## Items listed in a dataset:
⁂
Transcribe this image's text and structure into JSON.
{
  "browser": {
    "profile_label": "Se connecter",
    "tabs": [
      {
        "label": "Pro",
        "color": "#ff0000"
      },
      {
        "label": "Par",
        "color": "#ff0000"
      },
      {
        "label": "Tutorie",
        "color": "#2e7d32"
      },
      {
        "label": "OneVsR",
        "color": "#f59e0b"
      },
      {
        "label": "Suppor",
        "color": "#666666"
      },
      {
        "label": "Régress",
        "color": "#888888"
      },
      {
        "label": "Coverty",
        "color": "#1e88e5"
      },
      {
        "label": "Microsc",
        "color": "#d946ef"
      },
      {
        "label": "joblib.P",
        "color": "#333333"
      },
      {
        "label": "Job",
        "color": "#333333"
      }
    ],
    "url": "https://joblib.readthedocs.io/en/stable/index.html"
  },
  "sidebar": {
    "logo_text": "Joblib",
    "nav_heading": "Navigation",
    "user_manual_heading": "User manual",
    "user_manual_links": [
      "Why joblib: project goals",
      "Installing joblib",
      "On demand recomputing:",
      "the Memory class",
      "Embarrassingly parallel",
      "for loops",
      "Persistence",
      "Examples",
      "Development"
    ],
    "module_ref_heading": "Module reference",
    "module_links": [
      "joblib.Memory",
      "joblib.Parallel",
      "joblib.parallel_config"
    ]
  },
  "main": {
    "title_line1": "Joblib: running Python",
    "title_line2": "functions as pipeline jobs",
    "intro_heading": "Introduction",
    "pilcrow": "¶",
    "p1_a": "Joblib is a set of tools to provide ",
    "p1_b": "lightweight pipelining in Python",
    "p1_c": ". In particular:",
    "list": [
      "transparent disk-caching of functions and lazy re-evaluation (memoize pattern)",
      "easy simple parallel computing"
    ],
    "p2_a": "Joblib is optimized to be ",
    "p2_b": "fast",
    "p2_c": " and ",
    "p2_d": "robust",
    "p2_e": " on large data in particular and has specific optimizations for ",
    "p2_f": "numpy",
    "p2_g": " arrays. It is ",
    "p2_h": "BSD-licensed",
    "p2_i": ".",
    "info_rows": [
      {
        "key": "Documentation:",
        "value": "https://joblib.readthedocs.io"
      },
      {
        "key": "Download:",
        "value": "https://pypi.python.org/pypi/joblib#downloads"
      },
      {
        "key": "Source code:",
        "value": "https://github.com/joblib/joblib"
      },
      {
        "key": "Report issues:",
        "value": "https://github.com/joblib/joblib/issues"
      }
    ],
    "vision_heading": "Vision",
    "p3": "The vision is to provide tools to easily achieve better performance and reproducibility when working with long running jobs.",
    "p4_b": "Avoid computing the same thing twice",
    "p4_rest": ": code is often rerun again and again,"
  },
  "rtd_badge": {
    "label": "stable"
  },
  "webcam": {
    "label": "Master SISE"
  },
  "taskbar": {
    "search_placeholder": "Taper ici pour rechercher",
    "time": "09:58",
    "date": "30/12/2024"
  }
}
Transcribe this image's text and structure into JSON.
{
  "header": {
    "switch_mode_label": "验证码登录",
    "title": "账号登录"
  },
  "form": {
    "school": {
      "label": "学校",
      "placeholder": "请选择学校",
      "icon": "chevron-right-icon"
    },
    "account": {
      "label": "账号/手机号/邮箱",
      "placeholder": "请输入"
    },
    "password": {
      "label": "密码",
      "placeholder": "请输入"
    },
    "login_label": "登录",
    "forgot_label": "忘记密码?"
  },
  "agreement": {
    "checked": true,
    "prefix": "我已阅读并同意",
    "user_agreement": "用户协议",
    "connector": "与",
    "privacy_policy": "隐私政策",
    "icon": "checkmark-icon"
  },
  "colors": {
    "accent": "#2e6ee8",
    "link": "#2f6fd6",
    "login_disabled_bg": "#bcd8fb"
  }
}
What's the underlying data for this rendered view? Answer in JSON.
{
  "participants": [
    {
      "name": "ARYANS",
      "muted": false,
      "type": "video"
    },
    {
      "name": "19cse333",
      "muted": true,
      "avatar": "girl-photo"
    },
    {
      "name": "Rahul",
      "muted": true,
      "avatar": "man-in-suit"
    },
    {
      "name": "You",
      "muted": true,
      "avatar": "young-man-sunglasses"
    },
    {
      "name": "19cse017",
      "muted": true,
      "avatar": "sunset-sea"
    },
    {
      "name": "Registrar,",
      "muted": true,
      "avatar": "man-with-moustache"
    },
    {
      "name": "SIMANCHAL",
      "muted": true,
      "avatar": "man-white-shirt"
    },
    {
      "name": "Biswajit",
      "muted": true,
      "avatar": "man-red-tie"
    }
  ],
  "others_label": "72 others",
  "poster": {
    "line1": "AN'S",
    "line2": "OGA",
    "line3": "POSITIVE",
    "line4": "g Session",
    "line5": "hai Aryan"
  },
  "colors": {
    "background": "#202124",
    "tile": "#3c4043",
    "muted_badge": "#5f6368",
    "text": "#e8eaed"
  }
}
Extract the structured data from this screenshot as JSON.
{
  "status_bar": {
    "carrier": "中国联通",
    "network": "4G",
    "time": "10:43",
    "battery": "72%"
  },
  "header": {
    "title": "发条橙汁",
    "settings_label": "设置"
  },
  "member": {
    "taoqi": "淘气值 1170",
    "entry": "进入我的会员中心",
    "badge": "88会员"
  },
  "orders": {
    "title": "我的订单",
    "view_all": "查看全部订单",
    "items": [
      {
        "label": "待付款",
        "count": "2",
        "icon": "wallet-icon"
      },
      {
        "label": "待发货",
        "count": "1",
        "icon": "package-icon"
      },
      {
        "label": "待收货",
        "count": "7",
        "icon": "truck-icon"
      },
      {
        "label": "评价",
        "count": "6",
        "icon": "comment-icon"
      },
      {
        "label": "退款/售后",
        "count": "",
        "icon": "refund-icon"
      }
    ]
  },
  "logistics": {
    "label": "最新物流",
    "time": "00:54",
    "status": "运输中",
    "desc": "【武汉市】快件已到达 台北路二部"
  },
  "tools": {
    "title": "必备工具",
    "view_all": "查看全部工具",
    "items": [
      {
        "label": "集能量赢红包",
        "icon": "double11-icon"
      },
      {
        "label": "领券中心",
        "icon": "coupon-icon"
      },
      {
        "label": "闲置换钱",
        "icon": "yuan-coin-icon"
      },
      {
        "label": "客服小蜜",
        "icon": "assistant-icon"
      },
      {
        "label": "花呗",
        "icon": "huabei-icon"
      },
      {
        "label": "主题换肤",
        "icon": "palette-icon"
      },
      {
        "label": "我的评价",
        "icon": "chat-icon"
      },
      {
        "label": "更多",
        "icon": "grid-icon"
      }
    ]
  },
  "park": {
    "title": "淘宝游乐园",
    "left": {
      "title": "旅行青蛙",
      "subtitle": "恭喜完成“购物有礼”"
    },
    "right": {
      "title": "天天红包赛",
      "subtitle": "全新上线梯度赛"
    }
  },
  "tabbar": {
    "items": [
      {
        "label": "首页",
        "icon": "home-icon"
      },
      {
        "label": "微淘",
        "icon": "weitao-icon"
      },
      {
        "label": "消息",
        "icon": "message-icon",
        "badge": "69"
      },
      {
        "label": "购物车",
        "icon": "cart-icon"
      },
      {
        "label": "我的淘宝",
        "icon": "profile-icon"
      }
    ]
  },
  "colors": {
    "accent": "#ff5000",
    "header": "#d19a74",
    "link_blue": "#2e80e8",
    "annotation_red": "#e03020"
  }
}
⁂
Please quote the records above exactly, without skipping a line.

## THE REPLY:
Transcribe this image's text and structure into JSON.
{
  "browser": {
    "profile_label": "Se connecter",
    "tabs": [
      {
        "label": "Pro",
        "color": "#ff0000"
      },
      {
        "label": "Par",
        "color": "#ff0000"
      },
      {
        "label": "Tutorie",
        "color": "#2e7d32"
      },
      {
        "label": "OneVsR",
        "color": "#f59e0b"
      },
      {
        "label": "Suppor",
        "color": "#666666"
      },
      {
        "label": "Régress",
        "color": "#888888"
      },
      {
        "label": "Coverty",
        "color": "#1e88e5"
      },
      {
        "label": "Microsc",
        "color": "#d946ef"
      },
      {
        "label": "joblib.P",
        "color": "#333333"
      },
      {
        "label": "Job",
        "color": "#333333"
      }
    ],
    "url": "https://joblib.readthedocs.io/en/stable/index.html"
  },
  "sidebar": {
    "logo_text": "Joblib",
    "nav_heading": "Navigation",
    "user_manual_heading": "User manual",
    "user_manual_links": [
      "Why joblib: project goals",
      "Installing joblib",
      "On demand recomputing:",
      "the Memory class",
      "Embarrassingly parallel",
      "for loops",
      "Persistence",
      "Examples",
      "Development"
    ],
    "module_ref_heading": "Module reference",
    "module_links": [
      "joblib.Memory",
      "joblib.Parallel",
      "joblib.parallel_config"
    ]
  },
  "main": {
    "title_line1": "Joblib: running Python",
    "title_line2": "functions as pipeline jobs",
    "intro_heading": "Introduction",
    "pilcrow": "¶",
    "p1_a": "Joblib is a set of tools to provide ",
    "p1_b": "lightweight pipelining in Python",
    "p1_c": ". In particular:",
    "list": [
      "transparent disk-caching of functions and lazy re-evaluation (memoize pattern)",
      "easy simple parallel computing"
    ],
    "p2_a": "Joblib is optimized to be ",
    "p2_b": "fast",
    "p2_c": " and ",
    "p2_d": "robust",
    "p2_e": " on large data in particular and has specific optimizations for ",
    "p2_f": "numpy",
    "p2_g": " arrays. It is ",
    "p2_h": "BSD-licensed",
    "p2_i": ".",
    "info_rows": [
      {
        "key": "Documentation:",
        "value": "https://joblib.readthedocs.io"
      },
      {
        "key": "Download:",
        "value": "https://pypi.python.org/pypi/joblib#downloads"
      },
      {
        "key": "Source code:",
        "value": "https://github.com/joblib/joblib"
      },
      {
        "key": "Report issues:",
        "value": "https://github.com/joblib/joblib/issues"
      }
    ],
    "vision_heading": "Vision",
    "p3": "The vision is to provide tools to easily achieve better performance and reproducibility when working with long running jobs.",
    "p4_b": "Avoid computing the same thing twice",
    "p4_rest": ": code is often rerun again and again,"
  },
  "rtd_badge": {
    "label": "stable"
  },
  "webcam": {
    "label": "Master SISE"
  },
  "taskbar": {
    "search_placeholder": "Taper ici pour rechercher",
    "time": "09:58",
    "date": "30/12/2024"
  }
}
Transcribe this image's text and structure into JSON.
{
  "header": {
    "switch_mode_label": "验证码登录",
    "title": "账号登录"
  },
  "form": {
    "school": {
      "label": "学校",
      "placeholder": "请选择学校",
      "icon": "chevron-right-icon"
    },
    "account": {
      "label": "账号/手机号/邮箱",
      "placeholder": "请输入"
    },
    "password": {
      "label": "密码",
      "placeholder": "请输入"
    },
    "login_label": "登录",
    "forgot_label": "忘记密码?"
  },
  "agreement": {
    "checked": true,
    "prefix": "我已阅读并同意",
    "user_agreement": "用户协议",
    "connector": "与",
    "privacy_policy": "隐私政策",
    "icon": "checkmark-icon"
  },
  "colors": {
    "accent": "#2e6ee8",
    "link": "#2f6fd6",
    "login_disabled_bg": "#bcd8fb"
  }
}
What's the underlying data for this rendered view? Answer in JSON.
{
  "participants": [
    {
      "name": "ARYANS",
      "muted": false,
      "type": "video"
    },
    {
      "name": "19cse333",
      "muted": true,
      "avatar": "girl-photo"
    },
    {
      "name": "Rahul",
      "muted": true,
      "avatar": "man-in-suit"
    },
    {
      "name": "You",
      "muted": true,
      "avatar": "young-man-sunglasses"
    },
    {
      "name": "19cse017",
      "muted": true,
      "avatar": "sunset-sea"
    },
    {
      "name": "Registrar,",
      "muted": true,
      "avatar": "man-with-moustache"
    },
    {
      "name": "SIMANCHAL",
      "muted": true,
      "avatar": "man-white-shirt"
    },
    {
      "name": "Biswajit",
      "muted": true,
      "avatar": "man-red-tie"
    }
  ],
  "others_label": "72 others",
  "poster": {
    "line1": "AN'S",
    "line2": "OGA",
    "line3": "POSITIVE",
    "line4": "g Session",
    "line5": "hai Aryan"
  },
  "colors": {
    "background": "#202124",
    "tile": "#3c4043",
    "muted_badge": "#5f6368",
    "text": "#e8eaed"
  }
}
Extract the structured data from this screenshot as JSON.
{
  "status_bar": {
    "carrier": "中国联通",
    "network": "4G",
    "time": "10:43",
    "battery": "72%"
  },
  "header": {
    "title": "发条橙汁",
    "settings_label": "设置"
  },
  "member": {
    "taoqi": "淘气值 1170",
    "entry": "进入我的会员中心",
    "badge": "88会员"
  },
  "orders": {
    "title": "我的订单",
    "view_all": "查看全部订单",
    "items": [
      {
        "label": "待付款",
        "count": "2",
        "icon": "wallet-icon"
      },
      {
        "label": "待发货",
        "count": "1",
        "icon": "package-icon"
      },
      {
        "label": "待收货",
        "count": "7",
        "icon": "truck-icon"
      },
      {
        "label": "评价",
        "count": "6",
        "icon": "comment-icon"
      },
      {
        "label": "退款/售后",
        "count": "",
        "icon": "refund-icon"
      }
    ]
  },
  "logistics": {
    "label": "最新物流",
    "time": "00:54",
    "status": "运输中",
    "desc": "【武汉市】快件已到达 台北路二部"
  },
  "tools": {
    "title": "必备工具",
    "view_all": "查看全部工具",
    "items": [
      {
        "label": "集能量赢红包",
        "icon": "double11-icon"
      },
      {
        "label": "领券中心",
        "icon": "coupon-icon"
      },
      {
        "label": "闲置换钱",
        "icon": "yuan-coin-icon"
      },
      {
        "label": "客服小蜜",
        "icon": "assistant-icon"
      },
      {
        "label": "花呗",
        "icon": "huabei-icon"
      },
      {
        "label": "主题换肤",
        "icon": "palette-icon"
      },
      {
        "label": "我的评价",
        "icon": "chat-icon"
      },
      {
        "label": "更多",
        "icon": "grid-icon"
      }
    ]
  },
  "park": {
    "title": "淘宝游乐园",
    "left": {
      "title": "旅行青蛙",
      "subtitle": "恭喜完成“购物有礼”"
    },
    "right": {
      "title": "天天红包赛",
      "subtitle": "全新上线梯度赛"
    }
  },
  "tabbar": {
    "items": [
      {
        "label": "首页",
        "icon": "home-icon"
      },
      {
        "label": "微淘",
        "icon": "weitao-icon"
      },
      {
        "label": "消息",
        "icon": "message-icon",
        "badge": "69"
      },
      {
        "label": "购物车",
        "icon": "cart-icon"
      },
      {
        "label": "我的淘宝",
        "icon": "profile-icon"
      }
    ]
  },
  "colors": {
    "accent": "#ff5000",
    "header": "#d19a74",
    "link_blue": "#2e80e8",
    "annotation_red": "#e03020"
  }
}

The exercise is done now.